TASK GOAL :: Pull every line holding the word "TCGA" out of the data and copy it.

Data tied to figure images:
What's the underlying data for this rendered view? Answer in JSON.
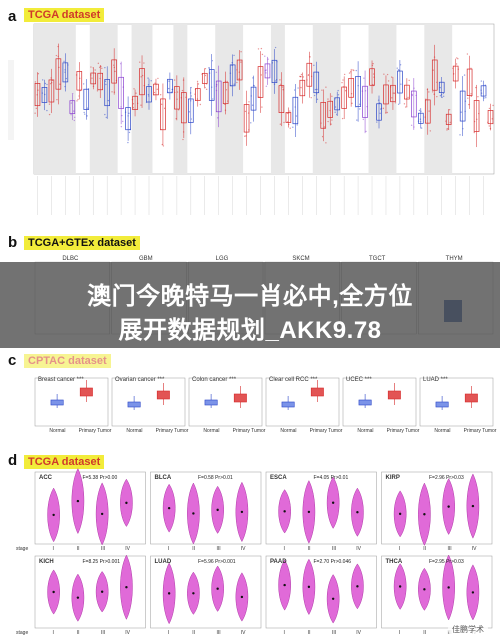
{
  "panel_a": {
    "letter": "a",
    "dataset": "TCGA dataset"
  },
  "panel_b": {
    "letter": "b",
    "dataset": "TCGA+GTEx dataset",
    "groups": [
      "DLBC",
      "GBM",
      "LGG",
      "SKCM",
      "TGCT",
      "THYM"
    ]
  },
  "panel_c": {
    "letter": "c",
    "dataset": "CPTAC dataset",
    "plots": [
      {
        "name": "Breast cancer",
        "stars": "***"
      },
      {
        "name": "Ovarian cancer",
        "stars": "***"
      },
      {
        "name": "Colon cancer",
        "stars": "***"
      },
      {
        "name": "Clear cell RCC",
        "stars": "***"
      },
      {
        "name": "UCEC",
        "stars": "***"
      },
      {
        "name": "LUAD",
        "stars": "***"
      }
    ],
    "xlabels": [
      "Normal",
      "Primary Tumor"
    ]
  },
  "panel_d": {
    "letter": "d",
    "dataset": "TCGA dataset",
    "stage_label": "stage",
    "stages": [
      "I",
      "II",
      "III",
      "IV"
    ],
    "row1": [
      {
        "name": "ACC",
        "stat": "F=5.38  Pr>0.00"
      },
      {
        "name": "BLCA",
        "stat": "F=0.58  Pr>0.01"
      },
      {
        "name": "ESCA",
        "stat": "F=4.05  Pr>0.01"
      },
      {
        "name": "KIRP",
        "stat": "F=2.96  Pr>0.03"
      }
    ],
    "row2": [
      {
        "name": "KICH",
        "stat": "F=8.25  Pr>0.001"
      },
      {
        "name": "LUAD",
        "stat": "F=5.96  Pr>0.001"
      },
      {
        "name": "PAAD",
        "stat": "F=2.70  Pr>0.046"
      },
      {
        "name": "THCA",
        "stat": "F=2.95  Pr>0.03"
      }
    ]
  },
  "overlay": {
    "line1": "澳门今晚特马一肖必中,全方位",
    "line2": "展开数据规划_AKK9.78"
  },
  "watermark": "佳鹏学术"
}
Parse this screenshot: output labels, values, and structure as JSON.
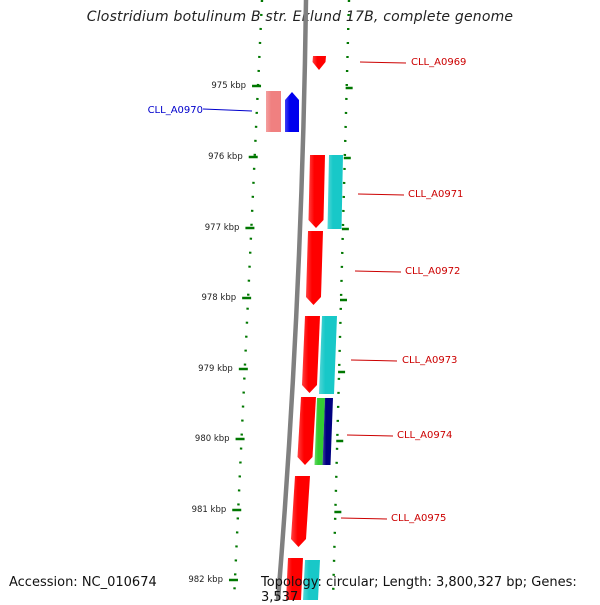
{
  "title": "Clostridium botulinum B str. Eklund 17B, complete genome",
  "footer": {
    "accession": "Accession: NC_010674",
    "summary": "Topology: circular; Length: 3,800,327 bp; Genes: 3,537"
  },
  "ticks": [
    {
      "label": "975 kbp"
    },
    {
      "label": "976 kbp"
    },
    {
      "label": "977 kbp"
    },
    {
      "label": "978 kbp"
    },
    {
      "label": "979 kbp"
    },
    {
      "label": "980 kbp"
    },
    {
      "label": "981 kbp"
    },
    {
      "label": "982 kbp"
    }
  ],
  "genes": [
    {
      "name": "CLL_A0969",
      "strand": "reverse",
      "color": "#dd0000"
    },
    {
      "name": "CLL_A0970",
      "strand": "forward",
      "color": "#0000ee"
    },
    {
      "name": "CLL_A0971",
      "strand": "reverse",
      "color": "#dd0000"
    },
    {
      "name": "CLL_A0972",
      "strand": "reverse",
      "color": "#dd0000"
    },
    {
      "name": "CLL_A0973",
      "strand": "reverse",
      "color": "#dd0000"
    },
    {
      "name": "CLL_A0974",
      "strand": "reverse",
      "color": "#dd0000"
    },
    {
      "name": "CLL_A0975",
      "strand": "reverse",
      "color": "#dd0000"
    }
  ],
  "colors": {
    "backbone": "#808080",
    "tick": "#007700",
    "cds_red": "#ff0000",
    "cds_pink": "#f08080",
    "cds_blue": "#0000ee",
    "cds_cyan": "#18c8c8",
    "cds_green": "#33cc33",
    "cds_navy": "#000080",
    "label_red": "#cc0000",
    "label_blue": "#0000cc"
  }
}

OUTPUT FOR THIS TASK ::
    "dataset": "TCGA dataset"
    "dataset": "TCGA+GTEx dataset",
    "dataset": "TCGA dataset",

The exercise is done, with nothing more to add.